▼▼▼

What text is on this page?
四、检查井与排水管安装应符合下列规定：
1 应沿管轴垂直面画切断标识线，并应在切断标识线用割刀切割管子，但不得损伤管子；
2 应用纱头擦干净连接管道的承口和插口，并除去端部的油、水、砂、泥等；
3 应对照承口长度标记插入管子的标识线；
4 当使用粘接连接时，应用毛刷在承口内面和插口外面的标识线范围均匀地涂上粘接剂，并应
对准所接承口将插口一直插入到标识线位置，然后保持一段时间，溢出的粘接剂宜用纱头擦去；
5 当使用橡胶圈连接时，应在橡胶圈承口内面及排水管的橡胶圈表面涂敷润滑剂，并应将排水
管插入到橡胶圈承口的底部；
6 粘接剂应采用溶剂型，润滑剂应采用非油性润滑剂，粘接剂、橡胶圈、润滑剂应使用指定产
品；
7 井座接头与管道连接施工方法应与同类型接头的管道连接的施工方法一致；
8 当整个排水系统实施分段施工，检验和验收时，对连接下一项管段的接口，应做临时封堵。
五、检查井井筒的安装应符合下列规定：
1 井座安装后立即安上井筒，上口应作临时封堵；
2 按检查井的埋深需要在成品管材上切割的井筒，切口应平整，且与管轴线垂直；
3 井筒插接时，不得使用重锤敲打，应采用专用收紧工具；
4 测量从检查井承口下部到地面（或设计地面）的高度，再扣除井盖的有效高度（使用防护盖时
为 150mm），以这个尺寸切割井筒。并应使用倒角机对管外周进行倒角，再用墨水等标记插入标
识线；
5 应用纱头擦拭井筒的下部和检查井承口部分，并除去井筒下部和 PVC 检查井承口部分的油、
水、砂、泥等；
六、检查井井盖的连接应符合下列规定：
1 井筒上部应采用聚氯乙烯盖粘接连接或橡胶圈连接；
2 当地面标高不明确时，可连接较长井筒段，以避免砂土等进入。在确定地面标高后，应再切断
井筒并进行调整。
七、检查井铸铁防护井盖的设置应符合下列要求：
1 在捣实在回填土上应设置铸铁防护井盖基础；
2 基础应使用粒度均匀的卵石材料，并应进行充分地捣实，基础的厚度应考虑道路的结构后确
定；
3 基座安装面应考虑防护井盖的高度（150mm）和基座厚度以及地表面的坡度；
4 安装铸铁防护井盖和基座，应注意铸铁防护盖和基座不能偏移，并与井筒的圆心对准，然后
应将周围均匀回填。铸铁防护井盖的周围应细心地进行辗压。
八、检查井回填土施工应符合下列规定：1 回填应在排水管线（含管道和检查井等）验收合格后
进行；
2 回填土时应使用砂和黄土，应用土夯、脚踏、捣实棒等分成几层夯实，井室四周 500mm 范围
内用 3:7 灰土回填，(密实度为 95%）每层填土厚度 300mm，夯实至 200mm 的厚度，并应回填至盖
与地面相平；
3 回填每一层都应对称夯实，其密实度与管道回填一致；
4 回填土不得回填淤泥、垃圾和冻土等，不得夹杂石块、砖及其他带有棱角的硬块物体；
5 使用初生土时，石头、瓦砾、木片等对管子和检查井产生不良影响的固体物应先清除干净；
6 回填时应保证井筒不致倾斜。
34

▲▲▲
▼▼▼

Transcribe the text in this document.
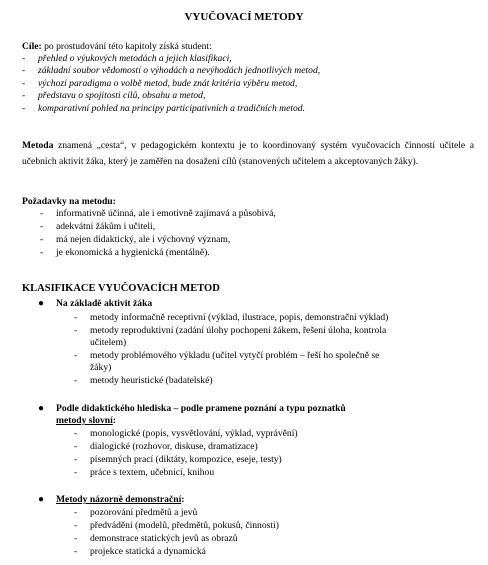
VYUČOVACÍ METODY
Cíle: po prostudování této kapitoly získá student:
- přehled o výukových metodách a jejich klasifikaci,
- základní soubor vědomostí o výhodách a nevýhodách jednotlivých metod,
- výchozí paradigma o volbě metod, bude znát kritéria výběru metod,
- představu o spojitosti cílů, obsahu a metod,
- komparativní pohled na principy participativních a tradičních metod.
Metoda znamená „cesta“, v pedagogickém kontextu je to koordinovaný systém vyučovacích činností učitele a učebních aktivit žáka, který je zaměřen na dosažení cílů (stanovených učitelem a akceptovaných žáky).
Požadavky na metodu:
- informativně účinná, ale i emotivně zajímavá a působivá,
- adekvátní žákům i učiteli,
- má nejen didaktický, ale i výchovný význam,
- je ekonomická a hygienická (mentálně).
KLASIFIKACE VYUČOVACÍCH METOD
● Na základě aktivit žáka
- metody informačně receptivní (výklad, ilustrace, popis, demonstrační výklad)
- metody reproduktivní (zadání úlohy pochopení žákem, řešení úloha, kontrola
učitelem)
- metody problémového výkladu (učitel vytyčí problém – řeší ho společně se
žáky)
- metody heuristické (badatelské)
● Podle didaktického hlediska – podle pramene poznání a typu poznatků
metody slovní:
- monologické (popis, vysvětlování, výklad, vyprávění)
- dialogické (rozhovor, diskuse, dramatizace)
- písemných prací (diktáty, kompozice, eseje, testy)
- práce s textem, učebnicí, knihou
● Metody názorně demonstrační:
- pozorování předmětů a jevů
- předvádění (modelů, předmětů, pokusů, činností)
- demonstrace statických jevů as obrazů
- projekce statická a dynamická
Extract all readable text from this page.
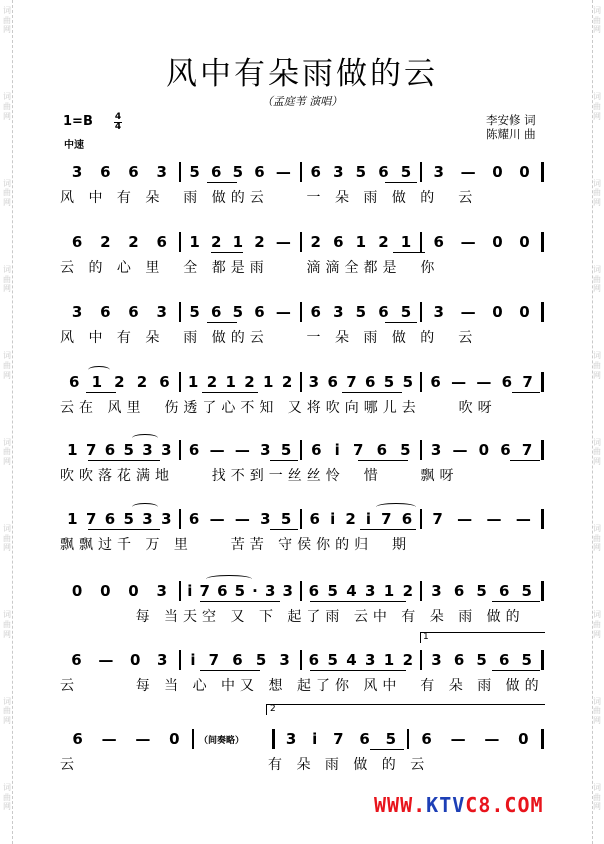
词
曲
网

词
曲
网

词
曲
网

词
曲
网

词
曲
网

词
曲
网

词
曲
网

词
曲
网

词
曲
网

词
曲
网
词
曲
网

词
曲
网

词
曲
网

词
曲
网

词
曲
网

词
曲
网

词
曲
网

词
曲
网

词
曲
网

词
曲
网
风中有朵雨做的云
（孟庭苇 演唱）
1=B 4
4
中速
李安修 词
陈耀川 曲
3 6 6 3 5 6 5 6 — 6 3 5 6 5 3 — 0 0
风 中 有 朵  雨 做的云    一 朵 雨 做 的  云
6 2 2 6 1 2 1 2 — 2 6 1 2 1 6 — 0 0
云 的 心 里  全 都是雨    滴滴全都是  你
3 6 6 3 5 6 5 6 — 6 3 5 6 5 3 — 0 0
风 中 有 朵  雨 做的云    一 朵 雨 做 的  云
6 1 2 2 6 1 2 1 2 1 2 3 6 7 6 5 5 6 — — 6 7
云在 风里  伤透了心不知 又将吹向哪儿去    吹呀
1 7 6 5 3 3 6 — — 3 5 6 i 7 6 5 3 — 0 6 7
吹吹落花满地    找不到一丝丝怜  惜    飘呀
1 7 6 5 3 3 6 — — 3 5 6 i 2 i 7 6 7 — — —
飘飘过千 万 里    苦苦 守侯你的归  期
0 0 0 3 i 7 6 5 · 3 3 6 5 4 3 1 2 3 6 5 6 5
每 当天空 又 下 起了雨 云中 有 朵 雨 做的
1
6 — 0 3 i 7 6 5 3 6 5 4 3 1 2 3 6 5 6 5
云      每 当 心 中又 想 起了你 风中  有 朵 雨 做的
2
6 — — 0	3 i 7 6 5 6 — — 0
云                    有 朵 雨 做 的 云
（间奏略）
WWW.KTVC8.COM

▲▲▲

**What needs to be done**
Scan the material above. Return every line containing the string "cílů".

**Reply to the task**
- představu o spojitosti cílů, obsahu a metod,
Metoda znamená „cesta“, v pedagogickém kontextu je to koordinovaný systém vyučovacích činností učitele a učebních aktivit žáka, který je zaměřen na dosažení cílů (stanovených učitelem a akceptovaných žáky).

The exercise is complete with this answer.